-- Start PROVIDED TEXT --

The Top 3 Takeaways From our Discussion With Chris Weir

Chris Weir Submitted Photo.jpeg

Chris Weir is the Customer Development Director at Mariner Solutions. Native to Saint John, New Brunswick, Chris has benefited from his family’s fishing and farming roots to learn entrepreneurial skills that have stayed with him his whole life. He wakes up each morning excited to help enable success in others through sales excellence, education, teamwork, and resiliency so that he leaves the world a little better than when he found it.

Chris spoke to our cohort about marketing compared and contrasted to sales; here are three key takeaways from Chris Weir’s discussion:

1. Pay. 

Not all salespeople are the same. Some salespeople aren’t necessarily doing the work for money, but rather they’re doing the work because it's part of who they are and aligns with what they believe in. If you hire correctly, you will get individuals who love new ideas, who chase new things, and who are excited by meeting new people. These salespeople are the ones who will demonstrate the behaviour you want, but not because you want it, rather because they want to do it. The most powerful motivators are intrinsic.

This begs the question; why do you have to pay for that behaviour if they’re going to do it anyway? You need to pay well to attract talent, but there comes a point where paying well will show diminishing returns.

-- End PROVIDED TEXT --
-- Start MATERIAL SHOWN --

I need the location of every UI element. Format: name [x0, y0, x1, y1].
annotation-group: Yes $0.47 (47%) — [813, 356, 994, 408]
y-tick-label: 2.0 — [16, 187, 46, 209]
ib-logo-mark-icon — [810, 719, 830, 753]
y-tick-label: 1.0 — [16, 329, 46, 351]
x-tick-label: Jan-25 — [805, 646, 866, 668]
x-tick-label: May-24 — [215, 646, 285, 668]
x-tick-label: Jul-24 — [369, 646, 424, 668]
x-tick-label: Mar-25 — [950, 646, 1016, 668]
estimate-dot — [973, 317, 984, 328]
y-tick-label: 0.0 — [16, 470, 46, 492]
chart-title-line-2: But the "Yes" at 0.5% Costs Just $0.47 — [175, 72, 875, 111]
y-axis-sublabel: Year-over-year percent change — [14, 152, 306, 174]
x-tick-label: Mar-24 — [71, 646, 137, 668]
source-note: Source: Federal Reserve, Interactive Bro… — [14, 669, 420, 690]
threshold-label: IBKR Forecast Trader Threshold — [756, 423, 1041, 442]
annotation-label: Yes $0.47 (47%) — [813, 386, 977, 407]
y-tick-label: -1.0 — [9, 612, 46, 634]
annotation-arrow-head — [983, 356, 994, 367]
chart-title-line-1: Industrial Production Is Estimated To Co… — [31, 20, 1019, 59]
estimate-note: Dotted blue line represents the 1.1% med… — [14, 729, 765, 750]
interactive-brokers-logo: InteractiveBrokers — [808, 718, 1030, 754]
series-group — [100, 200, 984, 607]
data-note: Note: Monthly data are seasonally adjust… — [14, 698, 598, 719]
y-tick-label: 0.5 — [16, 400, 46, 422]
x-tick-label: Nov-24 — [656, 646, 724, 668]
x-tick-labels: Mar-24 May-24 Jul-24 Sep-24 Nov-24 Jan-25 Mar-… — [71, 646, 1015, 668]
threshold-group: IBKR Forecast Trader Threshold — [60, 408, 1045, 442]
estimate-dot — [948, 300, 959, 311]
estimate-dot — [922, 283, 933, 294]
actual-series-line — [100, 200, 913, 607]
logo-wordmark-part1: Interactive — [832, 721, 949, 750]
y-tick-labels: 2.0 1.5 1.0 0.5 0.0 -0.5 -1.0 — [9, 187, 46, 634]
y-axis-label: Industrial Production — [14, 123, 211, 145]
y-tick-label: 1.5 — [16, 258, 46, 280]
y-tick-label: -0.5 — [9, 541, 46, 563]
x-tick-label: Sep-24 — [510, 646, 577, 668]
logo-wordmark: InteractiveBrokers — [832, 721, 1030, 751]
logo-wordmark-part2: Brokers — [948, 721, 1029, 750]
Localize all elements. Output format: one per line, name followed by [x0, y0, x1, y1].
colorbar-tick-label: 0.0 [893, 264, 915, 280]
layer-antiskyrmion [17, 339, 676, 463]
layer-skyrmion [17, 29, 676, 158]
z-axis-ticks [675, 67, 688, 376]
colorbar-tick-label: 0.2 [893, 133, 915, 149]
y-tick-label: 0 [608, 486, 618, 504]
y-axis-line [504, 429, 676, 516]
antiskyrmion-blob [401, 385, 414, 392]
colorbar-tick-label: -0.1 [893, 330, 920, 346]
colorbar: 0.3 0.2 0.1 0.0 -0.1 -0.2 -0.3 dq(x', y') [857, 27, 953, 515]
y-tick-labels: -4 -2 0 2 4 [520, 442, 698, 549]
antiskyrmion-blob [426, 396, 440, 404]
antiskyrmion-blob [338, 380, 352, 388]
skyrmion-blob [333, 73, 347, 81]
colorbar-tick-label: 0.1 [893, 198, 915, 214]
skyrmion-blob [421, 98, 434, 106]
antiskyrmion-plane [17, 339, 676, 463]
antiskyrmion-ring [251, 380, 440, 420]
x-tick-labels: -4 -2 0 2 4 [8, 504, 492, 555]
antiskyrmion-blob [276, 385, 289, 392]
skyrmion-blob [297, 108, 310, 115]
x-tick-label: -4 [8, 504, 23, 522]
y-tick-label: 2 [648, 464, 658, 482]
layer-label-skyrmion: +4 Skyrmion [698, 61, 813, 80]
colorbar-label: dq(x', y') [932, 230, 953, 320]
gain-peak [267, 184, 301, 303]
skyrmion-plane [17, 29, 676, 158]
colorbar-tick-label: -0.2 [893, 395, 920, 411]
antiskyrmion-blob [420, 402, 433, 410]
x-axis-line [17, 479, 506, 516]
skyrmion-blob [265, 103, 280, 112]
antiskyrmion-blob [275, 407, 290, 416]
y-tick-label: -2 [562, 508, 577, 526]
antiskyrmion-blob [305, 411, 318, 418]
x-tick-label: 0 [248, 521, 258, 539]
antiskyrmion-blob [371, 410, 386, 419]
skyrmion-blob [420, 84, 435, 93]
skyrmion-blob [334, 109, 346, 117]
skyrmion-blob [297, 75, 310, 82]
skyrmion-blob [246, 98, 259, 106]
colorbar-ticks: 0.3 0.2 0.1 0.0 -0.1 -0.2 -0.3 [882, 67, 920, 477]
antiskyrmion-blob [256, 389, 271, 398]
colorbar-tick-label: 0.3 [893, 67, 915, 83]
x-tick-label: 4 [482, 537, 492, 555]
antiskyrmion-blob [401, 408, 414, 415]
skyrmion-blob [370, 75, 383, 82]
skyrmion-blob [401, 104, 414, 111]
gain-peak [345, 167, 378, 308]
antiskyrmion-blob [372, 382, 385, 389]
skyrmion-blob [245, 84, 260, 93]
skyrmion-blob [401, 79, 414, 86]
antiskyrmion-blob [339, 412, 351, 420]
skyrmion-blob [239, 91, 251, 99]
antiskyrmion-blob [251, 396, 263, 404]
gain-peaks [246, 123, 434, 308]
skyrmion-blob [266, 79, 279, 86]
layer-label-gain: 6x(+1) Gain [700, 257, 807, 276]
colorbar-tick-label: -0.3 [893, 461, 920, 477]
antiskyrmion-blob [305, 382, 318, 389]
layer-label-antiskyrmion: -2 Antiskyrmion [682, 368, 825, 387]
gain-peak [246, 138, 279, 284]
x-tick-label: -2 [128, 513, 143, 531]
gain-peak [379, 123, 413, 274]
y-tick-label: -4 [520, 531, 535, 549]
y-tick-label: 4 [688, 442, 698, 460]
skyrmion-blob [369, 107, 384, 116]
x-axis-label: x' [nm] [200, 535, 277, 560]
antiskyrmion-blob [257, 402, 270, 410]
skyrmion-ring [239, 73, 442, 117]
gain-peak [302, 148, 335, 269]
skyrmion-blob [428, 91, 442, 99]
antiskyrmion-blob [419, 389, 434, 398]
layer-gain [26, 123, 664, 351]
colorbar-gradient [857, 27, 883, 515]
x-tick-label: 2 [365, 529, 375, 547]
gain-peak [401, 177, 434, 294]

-- End MATERIAL SHOWN --

■ TASK LIST:
1 > State whether each statement below agrees with the Chris Weir takeaways, answering yes or no and quoting the deciding words of that text: (a) Chris Weir is native to Saint John, New Brunswick; (b) the text says the most powerful motivators are extrinsic; (c) Chris spoke to the cohort about marketing compared and contrasted to sales.
2 > Output the Chris Weir takeaways word for word from "Chris Weir is" to "he found it.".
3 > Go on with the Chris Weir takeaways from the point where they stop.

■ RESPONSES BY TASK:
1 >
(a) Yes: "Native to Saint John, New Brunswick"
(b) No: "The most powerful motivators are intrinsic."
(c) Yes: "Chris spoke to our cohort about marketing compared and contrasted to sales"

2 >
Chris Weir is the Customer Development Director at Mariner Solutions. Native to Saint John, New Brunswick, Chris has benefited from his family’s fishing and farming roots to learn entrepreneurial skills that have stayed with him his whole life. He wakes up each morning excited to help enable success in others through sales excellence, education, teamwork, and resiliency so that he leaves the world a little better than when he found it.

3 >
2. Partnership.

Sales and marketing are two important and interconnected dials that drive revenue for a company.

In most cases, marketing tends to lead the buying process by generating attention, interest, and gathering leads. That is then sent to the sales team where they help buyers make a decision and take action. Sales is like a secret weapon to marketing. The sales department excels at building relationships, making it more likely that customers will become brand advocates. Marketers are the starters and salespeople are the closers.

3. Purpose: Understand Your Why.

In sales, you need to begin with the customer in mind; salespeople should strive to make the customer believe that they’re (salespeople) in it for them (the customer) first and foremost. The best salespeople have a better purpose than money; they operate loosely through the idea that you can make the world a better place by helping your customers do better.

The best work is derived from a commitment to do something for something other than money - these are the people you should hire.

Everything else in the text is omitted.